WRITTEN REQUEST: Review the listing and copy each line that holds the word "color".

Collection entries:
****************

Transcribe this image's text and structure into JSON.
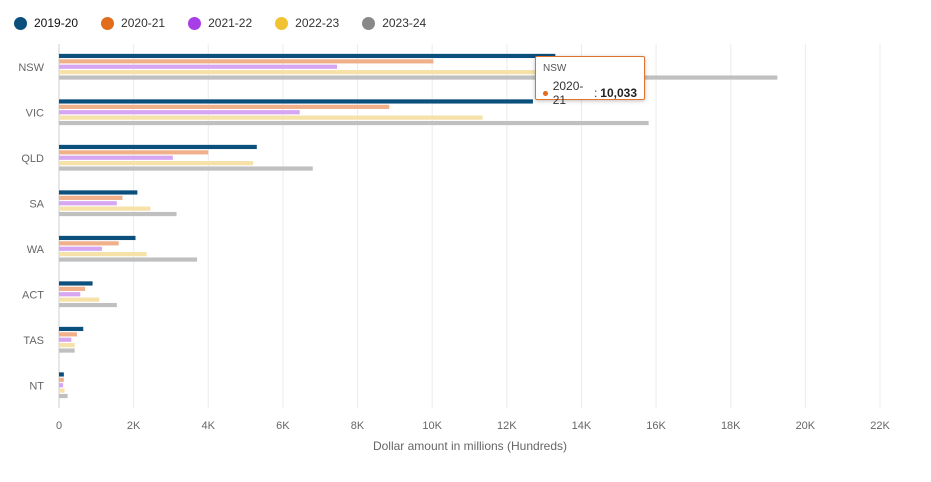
{
  "legend": [
    {
      "label": "2019-20",
      "color": "#0b4f7c",
      "icon": "circle-dot-icon"
    },
    {
      "label": "2020-21",
      "color": "#e06c1c",
      "icon": "circle-dot-icon"
    },
    {
      "label": "2021-22",
      "color": "#a83ee6",
      "icon": "circle-dot-icon"
    },
    {
      "label": "2022-23",
      "color": "#f1c232",
      "icon": "circle-dot-icon"
    },
    {
      "label": "2023-24",
      "color": "#888888",
      "icon": "circle-dot-icon"
    }
  ],
  "tooltip": {
    "title": "NSW",
    "series": "2020-21",
    "separator": ":",
    "value": "10,033",
    "color": "#e06c1c"
  },
  "chart_data": {
    "type": "bar",
    "orientation": "horizontal",
    "categories": [
      "NSW",
      "VIC",
      "QLD",
      "SA",
      "WA",
      "ACT",
      "TAS",
      "NT"
    ],
    "series": [
      {
        "name": "2019-20",
        "color": "#0b4f7c",
        "values": [
          13300,
          12700,
          5300,
          2100,
          2050,
          900,
          650,
          130
        ]
      },
      {
        "name": "2020-21",
        "color": "#efb08a",
        "values": [
          10033,
          8850,
          4000,
          1700,
          1600,
          700,
          480,
          130
        ]
      },
      {
        "name": "2021-22",
        "color": "#d7a6f2",
        "values": [
          7450,
          6450,
          3050,
          1550,
          1150,
          570,
          330,
          110
        ]
      },
      {
        "name": "2022-23",
        "color": "#f6e2a8",
        "values": [
          12900,
          11350,
          5200,
          2450,
          2350,
          1080,
          420,
          150
        ]
      },
      {
        "name": "2023-24",
        "color": "#c0c0c0",
        "values": [
          19250,
          15800,
          6800,
          3150,
          3700,
          1550,
          420,
          230
        ]
      }
    ],
    "xlim": [
      0,
      22000
    ],
    "xticks": [
      0,
      2000,
      4000,
      6000,
      8000,
      10000,
      12000,
      14000,
      16000,
      18000,
      20000,
      22000
    ],
    "xtick_labels": [
      "0",
      "2K",
      "4K",
      "6K",
      "8K",
      "10K",
      "12K",
      "14K",
      "16K",
      "18K",
      "20K",
      "22K"
    ],
    "xlabel": "Dollar amount in millions (Hundreds)",
    "ylabel": "",
    "title": "",
    "grid": true,
    "legend_position": "top-left"
  }
}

****************

WRITTEN RESPONSE:
      "color": "#0b4f7c",
      "color": "#e06c1c",
      "color": "#a83ee6",
      "color": "#f1c232",
      "color": "#888888",
    "color": "#e06c1c"
        "color": "#0b4f7c",
        "color": "#efb08a",
        "color": "#d7a6f2",
        "color": "#f6e2a8",
        "color": "#c0c0c0",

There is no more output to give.